▸ **PASSAGE GIVEN**:
--- Begin ---
Sometimes you may be unsure of the input data at this point, or you want to ensure that the wallet can reach the credential issuance stage
of the process. This is why support for using a webhook, invoked during the issuance phase, will soon be available. The webhook will receive most
session data and is expected to conform to the data supplier interface, providing all the input data for the credential.
The response after creating the credential offer can used in a webapp/frontend to create a (deep)link for a same device flow, or a QR code for a
cross-device flow. The uri property is the URI you can use in a QR code or as a link. The qrCodeDataUri
is a image-data URI you can use to create an inline QR code image. The response contains this value provided that the request contained QR code
options.
--- End ---
From the passage on credential offers, pull out everything from "Sometimes you may" down to "for the credential.", word for word.

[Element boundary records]
--- Begin ---
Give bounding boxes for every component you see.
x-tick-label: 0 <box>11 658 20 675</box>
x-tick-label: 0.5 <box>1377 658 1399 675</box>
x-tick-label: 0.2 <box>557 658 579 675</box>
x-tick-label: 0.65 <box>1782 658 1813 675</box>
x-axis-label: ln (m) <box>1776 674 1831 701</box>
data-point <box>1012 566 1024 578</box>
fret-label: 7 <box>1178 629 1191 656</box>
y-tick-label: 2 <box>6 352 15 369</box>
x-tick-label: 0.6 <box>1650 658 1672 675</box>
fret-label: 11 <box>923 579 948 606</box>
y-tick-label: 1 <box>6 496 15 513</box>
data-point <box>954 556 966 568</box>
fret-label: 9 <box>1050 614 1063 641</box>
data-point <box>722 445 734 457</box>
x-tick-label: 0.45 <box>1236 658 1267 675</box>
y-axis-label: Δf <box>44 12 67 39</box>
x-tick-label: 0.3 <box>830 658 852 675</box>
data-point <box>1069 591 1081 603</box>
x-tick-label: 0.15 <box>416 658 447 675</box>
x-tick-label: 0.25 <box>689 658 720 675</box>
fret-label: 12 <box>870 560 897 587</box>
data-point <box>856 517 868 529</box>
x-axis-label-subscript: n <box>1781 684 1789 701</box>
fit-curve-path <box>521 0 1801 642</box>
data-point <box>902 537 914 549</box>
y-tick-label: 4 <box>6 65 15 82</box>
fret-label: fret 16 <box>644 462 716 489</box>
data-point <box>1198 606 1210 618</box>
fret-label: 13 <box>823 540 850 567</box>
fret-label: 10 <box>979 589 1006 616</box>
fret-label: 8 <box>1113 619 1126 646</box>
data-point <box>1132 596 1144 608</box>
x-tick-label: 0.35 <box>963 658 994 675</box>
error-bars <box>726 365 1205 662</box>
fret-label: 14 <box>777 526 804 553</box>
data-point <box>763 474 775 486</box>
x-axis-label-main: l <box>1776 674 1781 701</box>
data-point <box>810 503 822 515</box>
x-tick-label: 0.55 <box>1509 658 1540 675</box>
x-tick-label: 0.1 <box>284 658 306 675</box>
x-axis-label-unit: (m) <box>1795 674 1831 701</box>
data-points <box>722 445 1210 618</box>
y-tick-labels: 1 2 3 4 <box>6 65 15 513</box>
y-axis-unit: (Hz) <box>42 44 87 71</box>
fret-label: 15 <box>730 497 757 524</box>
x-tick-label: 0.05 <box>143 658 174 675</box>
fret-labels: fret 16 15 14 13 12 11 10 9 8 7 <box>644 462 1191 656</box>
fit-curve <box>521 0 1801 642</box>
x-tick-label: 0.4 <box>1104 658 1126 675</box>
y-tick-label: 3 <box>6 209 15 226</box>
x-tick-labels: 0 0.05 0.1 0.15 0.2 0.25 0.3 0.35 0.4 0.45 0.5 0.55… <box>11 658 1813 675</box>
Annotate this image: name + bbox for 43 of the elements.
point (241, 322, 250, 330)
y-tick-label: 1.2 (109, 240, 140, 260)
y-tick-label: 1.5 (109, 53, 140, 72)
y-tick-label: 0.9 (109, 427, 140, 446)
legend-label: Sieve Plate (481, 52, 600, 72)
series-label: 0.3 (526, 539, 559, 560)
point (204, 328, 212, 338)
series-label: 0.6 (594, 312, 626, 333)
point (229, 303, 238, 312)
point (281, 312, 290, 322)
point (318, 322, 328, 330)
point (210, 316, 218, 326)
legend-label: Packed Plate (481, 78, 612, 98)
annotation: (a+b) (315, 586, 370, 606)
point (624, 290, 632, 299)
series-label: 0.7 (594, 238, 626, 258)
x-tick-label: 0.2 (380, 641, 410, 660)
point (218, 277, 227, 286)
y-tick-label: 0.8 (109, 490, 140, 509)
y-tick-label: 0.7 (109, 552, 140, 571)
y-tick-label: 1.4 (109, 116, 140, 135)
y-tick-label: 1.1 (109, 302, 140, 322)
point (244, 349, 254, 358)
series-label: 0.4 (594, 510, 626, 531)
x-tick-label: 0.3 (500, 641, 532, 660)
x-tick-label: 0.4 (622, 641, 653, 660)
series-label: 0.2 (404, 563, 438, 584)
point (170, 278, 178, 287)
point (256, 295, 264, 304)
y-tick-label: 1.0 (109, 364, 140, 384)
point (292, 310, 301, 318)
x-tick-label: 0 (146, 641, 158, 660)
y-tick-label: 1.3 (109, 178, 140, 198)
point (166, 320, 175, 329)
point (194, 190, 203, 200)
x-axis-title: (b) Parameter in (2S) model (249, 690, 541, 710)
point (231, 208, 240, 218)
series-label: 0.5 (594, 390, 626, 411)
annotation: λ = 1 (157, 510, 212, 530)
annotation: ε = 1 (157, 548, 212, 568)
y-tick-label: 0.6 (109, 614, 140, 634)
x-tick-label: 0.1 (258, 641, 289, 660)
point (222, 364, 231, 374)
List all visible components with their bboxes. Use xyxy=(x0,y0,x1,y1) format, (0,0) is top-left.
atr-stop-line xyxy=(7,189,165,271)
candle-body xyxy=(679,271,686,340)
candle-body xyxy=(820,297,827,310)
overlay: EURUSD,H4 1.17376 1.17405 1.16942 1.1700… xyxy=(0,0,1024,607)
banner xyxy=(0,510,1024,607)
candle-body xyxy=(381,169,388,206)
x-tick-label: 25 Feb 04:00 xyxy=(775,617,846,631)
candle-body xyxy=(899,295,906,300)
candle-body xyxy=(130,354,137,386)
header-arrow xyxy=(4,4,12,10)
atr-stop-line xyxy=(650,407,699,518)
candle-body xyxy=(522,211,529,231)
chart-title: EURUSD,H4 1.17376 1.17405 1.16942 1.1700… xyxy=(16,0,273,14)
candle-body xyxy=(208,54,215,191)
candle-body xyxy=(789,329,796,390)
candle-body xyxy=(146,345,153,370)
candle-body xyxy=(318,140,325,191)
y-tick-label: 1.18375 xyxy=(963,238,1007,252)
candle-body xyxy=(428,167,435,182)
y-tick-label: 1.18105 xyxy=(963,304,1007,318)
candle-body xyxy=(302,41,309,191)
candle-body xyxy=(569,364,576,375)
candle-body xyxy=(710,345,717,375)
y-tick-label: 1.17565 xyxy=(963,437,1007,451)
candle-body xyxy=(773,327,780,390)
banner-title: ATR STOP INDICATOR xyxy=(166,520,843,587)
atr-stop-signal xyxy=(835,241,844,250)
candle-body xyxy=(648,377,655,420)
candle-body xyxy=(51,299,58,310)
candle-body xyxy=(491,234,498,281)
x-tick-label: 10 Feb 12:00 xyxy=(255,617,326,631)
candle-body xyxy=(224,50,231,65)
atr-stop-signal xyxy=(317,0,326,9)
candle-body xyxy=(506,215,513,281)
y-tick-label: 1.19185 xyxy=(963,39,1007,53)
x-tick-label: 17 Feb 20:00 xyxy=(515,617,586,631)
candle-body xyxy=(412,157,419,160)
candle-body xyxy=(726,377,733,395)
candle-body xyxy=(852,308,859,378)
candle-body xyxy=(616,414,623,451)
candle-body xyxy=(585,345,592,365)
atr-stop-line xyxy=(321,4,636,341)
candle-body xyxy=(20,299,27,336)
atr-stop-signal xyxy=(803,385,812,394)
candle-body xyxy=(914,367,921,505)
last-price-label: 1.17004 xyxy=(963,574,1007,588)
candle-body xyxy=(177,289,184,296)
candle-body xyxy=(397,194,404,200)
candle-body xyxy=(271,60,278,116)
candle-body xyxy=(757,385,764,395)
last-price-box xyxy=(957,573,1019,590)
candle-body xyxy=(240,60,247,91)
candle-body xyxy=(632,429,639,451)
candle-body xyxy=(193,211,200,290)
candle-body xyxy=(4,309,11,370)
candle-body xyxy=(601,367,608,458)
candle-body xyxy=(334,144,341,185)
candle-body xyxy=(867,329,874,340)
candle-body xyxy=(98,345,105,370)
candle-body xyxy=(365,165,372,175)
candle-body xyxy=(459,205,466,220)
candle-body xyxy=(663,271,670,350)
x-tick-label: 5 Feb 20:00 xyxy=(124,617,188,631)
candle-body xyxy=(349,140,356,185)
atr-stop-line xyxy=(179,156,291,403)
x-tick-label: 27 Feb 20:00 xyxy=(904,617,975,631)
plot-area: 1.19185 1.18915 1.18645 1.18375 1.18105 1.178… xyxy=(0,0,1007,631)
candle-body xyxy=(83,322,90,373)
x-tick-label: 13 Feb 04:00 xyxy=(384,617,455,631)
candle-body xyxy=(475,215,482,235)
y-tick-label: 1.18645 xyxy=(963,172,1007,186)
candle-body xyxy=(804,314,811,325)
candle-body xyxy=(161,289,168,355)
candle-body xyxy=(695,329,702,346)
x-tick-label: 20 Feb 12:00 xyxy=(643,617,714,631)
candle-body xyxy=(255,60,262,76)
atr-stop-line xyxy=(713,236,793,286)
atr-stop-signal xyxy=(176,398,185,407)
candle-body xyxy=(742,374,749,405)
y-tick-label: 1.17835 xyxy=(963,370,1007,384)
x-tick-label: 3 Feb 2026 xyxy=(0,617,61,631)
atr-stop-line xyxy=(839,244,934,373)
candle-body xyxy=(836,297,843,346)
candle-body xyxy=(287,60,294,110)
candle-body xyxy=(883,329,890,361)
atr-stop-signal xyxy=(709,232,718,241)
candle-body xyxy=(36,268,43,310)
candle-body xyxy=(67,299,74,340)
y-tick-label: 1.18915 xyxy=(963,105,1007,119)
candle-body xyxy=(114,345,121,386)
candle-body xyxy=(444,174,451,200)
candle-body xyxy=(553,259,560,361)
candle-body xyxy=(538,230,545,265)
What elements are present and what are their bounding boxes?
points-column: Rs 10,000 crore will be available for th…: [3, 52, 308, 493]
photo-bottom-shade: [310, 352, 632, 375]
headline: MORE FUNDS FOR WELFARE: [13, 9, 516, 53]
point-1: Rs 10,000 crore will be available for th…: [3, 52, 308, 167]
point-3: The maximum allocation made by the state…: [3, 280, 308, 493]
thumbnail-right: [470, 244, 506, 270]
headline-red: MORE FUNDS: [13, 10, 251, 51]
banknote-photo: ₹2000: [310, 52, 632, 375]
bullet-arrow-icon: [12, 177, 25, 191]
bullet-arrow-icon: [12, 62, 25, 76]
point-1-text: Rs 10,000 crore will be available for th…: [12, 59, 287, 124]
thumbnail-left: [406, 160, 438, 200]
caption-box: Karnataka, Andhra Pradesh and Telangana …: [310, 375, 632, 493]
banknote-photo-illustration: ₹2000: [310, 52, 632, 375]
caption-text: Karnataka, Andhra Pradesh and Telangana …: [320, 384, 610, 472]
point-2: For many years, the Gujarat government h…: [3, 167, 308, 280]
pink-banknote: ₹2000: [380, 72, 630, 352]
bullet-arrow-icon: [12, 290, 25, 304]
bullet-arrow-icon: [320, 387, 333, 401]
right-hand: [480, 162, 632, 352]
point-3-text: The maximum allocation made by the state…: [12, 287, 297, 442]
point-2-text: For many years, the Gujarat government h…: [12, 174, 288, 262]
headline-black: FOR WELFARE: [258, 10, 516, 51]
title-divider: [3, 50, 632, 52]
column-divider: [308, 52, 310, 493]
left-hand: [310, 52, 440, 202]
--- End ---
▸ **FINAL RESULT**:
Sometimes you may be unsure of the input data at this point, or you want to ensure that the wallet can reach the credential issuance stage
of the process. This is why support for using a webhook, invoked during the issuance phase, will soon be available. The webhook will receive most
session data and is expected to conform to the data supplier interface, providing all the input data for the credential.